** start of Supplied material **

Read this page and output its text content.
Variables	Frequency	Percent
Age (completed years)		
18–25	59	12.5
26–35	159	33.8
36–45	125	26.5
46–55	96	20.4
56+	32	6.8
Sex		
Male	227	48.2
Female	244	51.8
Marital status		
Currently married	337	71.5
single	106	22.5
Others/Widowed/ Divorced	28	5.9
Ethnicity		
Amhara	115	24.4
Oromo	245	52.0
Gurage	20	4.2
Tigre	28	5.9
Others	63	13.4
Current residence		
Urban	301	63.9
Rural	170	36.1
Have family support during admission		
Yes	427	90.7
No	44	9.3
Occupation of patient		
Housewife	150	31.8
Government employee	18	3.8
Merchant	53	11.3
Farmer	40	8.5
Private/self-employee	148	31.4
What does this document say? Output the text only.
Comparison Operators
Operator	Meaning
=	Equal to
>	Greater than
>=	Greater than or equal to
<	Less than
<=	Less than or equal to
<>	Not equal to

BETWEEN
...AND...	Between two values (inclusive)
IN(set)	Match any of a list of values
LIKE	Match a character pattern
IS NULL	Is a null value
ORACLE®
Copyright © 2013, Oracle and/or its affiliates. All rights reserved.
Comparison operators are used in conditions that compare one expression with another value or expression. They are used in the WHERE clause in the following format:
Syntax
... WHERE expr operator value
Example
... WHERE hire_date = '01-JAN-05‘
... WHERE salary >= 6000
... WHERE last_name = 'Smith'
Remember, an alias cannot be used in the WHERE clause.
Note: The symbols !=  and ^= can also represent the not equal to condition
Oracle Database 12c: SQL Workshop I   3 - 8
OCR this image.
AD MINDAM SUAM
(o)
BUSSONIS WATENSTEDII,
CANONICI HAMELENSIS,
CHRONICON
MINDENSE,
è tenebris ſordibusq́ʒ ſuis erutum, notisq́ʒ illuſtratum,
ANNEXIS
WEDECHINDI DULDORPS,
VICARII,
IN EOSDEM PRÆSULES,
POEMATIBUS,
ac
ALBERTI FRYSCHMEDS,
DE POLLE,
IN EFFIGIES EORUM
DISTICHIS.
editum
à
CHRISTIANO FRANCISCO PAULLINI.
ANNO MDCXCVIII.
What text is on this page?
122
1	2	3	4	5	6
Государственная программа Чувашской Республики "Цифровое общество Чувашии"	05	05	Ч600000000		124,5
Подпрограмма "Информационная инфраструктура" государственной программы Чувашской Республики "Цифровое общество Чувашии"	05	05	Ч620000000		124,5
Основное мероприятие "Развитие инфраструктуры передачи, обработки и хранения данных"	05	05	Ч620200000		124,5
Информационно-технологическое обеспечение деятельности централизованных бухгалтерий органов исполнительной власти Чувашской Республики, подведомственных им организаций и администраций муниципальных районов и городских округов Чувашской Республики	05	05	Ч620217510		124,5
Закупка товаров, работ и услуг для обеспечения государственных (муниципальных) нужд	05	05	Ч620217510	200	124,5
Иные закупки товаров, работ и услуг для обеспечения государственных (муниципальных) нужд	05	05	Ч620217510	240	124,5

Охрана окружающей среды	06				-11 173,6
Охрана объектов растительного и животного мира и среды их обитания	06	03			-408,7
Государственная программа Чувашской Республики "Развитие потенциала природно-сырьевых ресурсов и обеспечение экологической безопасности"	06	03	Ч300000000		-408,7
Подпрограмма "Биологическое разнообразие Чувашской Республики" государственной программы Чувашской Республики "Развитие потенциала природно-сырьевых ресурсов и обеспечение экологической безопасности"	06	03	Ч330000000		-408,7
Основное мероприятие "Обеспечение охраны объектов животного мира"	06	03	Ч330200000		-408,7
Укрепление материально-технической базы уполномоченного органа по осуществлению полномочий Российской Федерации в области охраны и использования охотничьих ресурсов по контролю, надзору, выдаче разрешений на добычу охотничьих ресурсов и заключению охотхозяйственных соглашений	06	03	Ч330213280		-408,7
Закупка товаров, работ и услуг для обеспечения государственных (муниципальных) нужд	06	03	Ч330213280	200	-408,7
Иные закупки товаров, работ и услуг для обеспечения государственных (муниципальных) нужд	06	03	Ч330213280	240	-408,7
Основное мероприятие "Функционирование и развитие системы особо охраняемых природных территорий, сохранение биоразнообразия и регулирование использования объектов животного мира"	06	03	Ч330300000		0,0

** end of Supplied material **

> [What to do]: State, as a number only, how many lines in the entries include "Greater".

> [In response]: 2